**Exercise requirements:**
Say the number of lines containing the string "είχε", and say nothing else.

**Given data:**
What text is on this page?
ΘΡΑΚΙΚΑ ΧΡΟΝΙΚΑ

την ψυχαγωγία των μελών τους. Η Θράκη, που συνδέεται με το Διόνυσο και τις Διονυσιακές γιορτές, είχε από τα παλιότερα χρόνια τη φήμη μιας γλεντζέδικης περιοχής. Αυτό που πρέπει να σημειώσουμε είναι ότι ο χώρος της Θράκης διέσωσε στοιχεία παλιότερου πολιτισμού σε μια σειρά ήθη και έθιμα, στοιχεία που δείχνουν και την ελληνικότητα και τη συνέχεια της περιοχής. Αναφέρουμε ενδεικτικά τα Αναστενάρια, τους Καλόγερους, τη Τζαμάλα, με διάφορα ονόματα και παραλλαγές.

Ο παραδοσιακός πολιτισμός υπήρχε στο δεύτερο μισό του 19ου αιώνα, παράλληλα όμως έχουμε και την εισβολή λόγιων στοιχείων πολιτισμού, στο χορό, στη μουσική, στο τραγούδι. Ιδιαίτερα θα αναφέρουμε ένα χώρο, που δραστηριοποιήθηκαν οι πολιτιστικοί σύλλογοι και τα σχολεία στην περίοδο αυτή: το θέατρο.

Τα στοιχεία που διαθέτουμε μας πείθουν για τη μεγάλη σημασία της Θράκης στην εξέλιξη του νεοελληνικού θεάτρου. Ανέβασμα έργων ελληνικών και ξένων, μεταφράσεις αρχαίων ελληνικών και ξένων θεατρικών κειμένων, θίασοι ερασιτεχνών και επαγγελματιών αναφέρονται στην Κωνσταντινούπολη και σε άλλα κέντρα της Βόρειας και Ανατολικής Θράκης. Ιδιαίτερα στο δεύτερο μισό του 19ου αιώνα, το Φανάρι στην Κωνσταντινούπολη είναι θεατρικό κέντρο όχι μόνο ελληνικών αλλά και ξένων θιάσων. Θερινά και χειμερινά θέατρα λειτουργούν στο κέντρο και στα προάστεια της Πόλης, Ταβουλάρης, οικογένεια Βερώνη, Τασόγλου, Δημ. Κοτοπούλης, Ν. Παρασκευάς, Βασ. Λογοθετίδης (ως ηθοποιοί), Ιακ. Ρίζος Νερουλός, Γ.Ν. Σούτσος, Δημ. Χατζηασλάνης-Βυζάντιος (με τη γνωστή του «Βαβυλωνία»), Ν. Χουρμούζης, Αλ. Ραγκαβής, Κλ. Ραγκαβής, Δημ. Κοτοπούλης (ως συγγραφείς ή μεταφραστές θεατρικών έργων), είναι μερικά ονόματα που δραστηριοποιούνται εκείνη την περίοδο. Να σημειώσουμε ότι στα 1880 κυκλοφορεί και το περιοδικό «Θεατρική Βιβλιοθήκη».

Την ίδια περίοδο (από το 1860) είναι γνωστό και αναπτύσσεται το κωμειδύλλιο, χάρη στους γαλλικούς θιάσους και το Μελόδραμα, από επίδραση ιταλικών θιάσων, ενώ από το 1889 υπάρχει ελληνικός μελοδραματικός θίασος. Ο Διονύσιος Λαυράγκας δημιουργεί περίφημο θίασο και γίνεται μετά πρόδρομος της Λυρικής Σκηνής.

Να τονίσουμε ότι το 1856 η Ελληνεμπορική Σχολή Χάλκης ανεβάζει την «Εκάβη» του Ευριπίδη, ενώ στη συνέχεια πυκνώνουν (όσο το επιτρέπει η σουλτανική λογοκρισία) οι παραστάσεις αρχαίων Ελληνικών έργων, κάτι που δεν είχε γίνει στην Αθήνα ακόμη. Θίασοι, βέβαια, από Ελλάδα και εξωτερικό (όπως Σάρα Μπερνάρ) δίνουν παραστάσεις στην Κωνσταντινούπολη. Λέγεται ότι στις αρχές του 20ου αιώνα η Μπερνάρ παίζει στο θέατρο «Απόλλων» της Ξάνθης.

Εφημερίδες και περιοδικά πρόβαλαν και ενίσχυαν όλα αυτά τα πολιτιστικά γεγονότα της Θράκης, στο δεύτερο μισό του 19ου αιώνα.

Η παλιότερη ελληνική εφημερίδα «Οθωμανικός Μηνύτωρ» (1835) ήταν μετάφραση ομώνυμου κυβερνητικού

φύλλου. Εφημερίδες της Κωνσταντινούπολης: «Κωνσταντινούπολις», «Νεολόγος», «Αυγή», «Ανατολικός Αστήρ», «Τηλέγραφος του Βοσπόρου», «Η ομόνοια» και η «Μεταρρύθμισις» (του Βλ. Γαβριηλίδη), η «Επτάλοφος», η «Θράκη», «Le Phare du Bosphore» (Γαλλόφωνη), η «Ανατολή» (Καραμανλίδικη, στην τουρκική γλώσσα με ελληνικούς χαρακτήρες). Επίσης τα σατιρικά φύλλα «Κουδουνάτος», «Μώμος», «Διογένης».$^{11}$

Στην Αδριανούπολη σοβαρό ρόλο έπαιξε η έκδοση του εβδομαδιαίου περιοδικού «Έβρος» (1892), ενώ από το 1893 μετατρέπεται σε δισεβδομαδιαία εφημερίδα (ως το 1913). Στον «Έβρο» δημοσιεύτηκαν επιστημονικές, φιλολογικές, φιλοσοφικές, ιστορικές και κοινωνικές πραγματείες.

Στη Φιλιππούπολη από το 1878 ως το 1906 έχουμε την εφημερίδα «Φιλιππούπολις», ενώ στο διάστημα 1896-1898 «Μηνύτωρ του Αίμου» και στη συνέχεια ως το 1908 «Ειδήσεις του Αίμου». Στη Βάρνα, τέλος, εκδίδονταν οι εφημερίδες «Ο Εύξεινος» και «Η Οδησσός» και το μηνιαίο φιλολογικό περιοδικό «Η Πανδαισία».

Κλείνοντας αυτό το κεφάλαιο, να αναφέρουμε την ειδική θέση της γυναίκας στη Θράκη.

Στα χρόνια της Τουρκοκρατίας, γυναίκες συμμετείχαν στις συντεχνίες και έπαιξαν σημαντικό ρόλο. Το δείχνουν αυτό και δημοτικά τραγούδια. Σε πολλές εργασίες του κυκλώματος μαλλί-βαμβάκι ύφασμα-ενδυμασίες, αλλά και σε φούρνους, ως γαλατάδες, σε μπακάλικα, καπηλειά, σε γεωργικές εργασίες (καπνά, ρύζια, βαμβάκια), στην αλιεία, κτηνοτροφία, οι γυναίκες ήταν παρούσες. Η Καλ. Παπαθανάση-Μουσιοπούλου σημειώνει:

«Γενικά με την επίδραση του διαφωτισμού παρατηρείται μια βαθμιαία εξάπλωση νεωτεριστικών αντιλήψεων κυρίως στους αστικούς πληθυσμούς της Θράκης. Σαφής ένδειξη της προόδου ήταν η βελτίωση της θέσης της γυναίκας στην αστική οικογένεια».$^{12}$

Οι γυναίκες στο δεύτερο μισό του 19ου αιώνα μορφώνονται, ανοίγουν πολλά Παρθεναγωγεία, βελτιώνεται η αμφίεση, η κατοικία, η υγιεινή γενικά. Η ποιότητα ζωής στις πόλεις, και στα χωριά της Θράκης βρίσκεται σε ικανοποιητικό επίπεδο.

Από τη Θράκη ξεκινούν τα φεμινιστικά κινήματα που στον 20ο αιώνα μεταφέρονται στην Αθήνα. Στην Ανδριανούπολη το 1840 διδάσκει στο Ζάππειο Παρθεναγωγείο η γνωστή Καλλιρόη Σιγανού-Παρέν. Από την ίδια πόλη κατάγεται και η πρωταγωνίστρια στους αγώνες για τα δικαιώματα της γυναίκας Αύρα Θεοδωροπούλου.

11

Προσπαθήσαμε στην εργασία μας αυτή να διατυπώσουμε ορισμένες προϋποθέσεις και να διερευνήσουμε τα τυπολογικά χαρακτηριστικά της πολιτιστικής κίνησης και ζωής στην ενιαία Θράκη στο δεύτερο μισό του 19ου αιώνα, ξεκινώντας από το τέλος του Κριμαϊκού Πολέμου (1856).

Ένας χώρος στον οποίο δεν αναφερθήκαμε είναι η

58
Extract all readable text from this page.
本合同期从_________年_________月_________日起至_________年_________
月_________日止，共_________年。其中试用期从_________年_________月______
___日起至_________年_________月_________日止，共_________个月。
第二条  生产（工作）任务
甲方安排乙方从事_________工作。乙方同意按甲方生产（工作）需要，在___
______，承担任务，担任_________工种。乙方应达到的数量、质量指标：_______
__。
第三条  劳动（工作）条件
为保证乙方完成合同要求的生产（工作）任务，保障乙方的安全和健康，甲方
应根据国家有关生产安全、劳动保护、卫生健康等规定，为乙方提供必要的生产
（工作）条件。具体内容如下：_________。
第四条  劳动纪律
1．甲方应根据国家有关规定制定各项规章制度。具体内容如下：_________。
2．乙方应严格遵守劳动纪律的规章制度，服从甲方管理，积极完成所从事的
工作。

**Output of the exercise:**
2